#### [Task instructions]
Pick out every line holding the string "modified" and copy it.

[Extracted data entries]

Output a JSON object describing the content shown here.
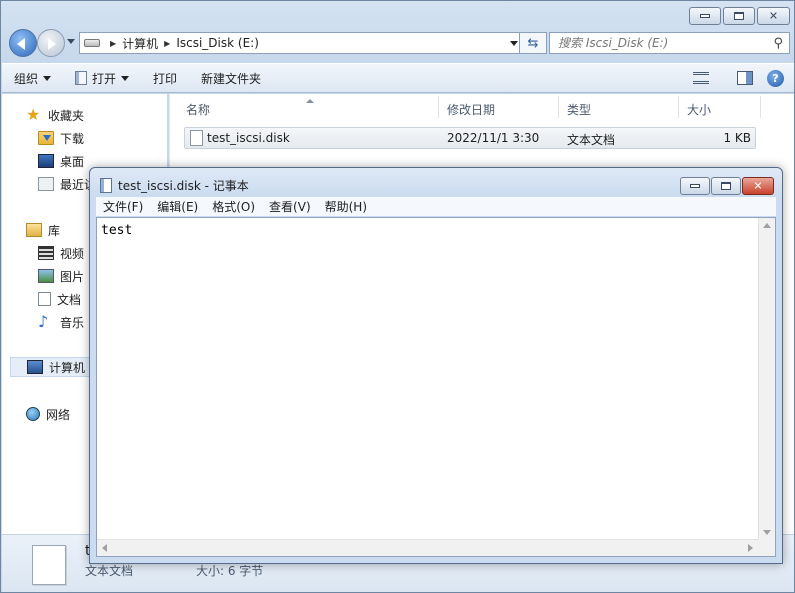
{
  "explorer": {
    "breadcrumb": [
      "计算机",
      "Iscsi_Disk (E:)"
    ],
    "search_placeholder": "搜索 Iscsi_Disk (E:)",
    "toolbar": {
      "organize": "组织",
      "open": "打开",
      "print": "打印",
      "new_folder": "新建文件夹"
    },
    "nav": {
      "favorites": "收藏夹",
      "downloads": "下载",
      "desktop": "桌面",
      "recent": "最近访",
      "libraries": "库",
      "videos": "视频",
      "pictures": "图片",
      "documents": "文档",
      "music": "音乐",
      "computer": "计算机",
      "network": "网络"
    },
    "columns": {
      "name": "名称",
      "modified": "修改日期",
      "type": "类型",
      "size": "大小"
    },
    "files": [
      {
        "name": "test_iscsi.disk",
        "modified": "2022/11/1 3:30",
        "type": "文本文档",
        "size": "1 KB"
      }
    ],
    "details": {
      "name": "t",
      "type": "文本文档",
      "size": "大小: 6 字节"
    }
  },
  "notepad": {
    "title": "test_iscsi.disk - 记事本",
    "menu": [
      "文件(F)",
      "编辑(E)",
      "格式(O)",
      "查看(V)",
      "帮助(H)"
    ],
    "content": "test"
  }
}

* * *

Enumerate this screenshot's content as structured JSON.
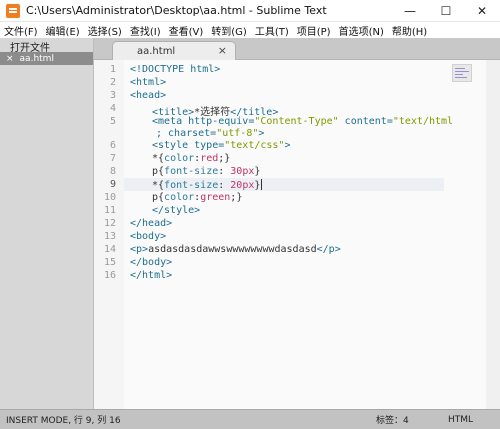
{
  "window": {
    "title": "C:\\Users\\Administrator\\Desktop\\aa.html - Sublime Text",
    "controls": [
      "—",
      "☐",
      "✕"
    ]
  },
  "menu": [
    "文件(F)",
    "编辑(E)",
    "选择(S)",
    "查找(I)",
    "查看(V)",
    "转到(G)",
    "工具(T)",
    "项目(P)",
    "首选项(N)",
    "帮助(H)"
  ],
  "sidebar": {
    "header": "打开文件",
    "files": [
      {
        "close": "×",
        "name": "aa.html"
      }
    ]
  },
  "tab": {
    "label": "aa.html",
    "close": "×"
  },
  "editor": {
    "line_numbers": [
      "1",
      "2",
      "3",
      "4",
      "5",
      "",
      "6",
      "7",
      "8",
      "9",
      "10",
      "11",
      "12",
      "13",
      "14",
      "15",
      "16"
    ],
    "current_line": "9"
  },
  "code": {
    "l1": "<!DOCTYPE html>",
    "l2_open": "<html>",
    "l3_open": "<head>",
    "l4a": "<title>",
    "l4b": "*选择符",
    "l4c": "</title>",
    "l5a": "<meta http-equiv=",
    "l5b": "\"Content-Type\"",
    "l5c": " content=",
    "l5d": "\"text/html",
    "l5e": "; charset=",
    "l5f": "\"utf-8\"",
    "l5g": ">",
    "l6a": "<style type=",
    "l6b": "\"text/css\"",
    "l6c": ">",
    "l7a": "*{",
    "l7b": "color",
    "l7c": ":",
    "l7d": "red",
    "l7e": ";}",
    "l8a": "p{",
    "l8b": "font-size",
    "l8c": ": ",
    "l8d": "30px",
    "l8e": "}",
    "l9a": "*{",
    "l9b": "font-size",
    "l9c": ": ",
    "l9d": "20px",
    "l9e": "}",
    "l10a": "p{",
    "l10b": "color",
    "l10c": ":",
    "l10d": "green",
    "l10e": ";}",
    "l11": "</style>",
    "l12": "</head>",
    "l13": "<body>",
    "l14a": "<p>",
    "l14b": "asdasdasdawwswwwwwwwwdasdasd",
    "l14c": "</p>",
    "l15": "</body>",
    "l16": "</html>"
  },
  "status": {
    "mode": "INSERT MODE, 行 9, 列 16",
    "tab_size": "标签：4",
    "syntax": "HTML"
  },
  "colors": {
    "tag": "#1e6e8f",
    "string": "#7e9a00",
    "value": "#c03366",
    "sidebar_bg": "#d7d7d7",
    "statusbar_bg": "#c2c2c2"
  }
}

#### [Solution to the problem]
      "modified": "修改日期",
        "modified": "2022/11/1 3:30",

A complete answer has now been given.